Requirements -
From the records below, pull each line that has "Perdida".

Data in this exercise -
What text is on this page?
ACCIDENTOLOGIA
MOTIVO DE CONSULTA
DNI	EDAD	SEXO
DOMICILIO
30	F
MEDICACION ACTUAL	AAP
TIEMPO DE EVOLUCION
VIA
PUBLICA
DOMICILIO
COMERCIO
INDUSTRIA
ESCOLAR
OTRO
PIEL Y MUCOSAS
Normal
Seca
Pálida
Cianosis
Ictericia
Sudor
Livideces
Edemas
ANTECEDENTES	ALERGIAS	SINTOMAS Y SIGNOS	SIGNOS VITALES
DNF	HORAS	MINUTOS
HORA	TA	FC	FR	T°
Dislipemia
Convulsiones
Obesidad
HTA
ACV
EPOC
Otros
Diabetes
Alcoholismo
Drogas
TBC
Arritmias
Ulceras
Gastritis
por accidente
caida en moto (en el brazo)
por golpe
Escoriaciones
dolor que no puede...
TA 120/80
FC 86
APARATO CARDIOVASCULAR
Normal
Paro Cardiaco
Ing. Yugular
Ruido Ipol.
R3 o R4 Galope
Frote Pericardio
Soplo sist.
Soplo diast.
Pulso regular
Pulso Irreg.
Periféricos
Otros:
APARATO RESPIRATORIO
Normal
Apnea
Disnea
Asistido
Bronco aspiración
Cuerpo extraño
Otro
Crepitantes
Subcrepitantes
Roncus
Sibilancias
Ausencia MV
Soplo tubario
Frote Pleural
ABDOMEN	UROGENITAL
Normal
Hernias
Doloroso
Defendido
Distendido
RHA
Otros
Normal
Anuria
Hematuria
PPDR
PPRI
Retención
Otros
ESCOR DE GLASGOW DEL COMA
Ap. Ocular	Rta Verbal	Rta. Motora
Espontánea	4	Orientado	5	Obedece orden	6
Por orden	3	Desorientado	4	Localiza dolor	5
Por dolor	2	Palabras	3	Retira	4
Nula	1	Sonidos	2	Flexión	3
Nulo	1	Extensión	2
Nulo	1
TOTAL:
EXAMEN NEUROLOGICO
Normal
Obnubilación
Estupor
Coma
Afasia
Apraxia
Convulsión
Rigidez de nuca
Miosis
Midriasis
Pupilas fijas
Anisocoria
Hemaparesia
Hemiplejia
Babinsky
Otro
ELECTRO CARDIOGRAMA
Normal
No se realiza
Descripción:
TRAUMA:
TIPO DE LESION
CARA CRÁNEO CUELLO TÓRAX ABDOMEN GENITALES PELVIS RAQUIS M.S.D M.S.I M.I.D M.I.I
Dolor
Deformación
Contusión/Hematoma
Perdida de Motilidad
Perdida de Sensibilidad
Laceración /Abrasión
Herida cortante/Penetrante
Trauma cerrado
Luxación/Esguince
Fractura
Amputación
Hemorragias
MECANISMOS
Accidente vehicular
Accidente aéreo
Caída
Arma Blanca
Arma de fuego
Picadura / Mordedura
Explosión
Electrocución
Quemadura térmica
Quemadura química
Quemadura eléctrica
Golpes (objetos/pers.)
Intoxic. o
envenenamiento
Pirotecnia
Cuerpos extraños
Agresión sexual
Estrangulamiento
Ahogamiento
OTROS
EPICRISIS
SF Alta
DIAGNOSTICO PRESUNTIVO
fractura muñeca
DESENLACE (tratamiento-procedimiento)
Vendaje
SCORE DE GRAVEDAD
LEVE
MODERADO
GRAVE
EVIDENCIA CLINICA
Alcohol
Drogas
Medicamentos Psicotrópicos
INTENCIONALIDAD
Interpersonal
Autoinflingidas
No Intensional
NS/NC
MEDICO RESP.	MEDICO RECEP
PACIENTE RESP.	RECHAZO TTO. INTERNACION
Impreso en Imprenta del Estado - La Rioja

Solution below -
Perdida de Motilidad
Perdida de Sensibilidad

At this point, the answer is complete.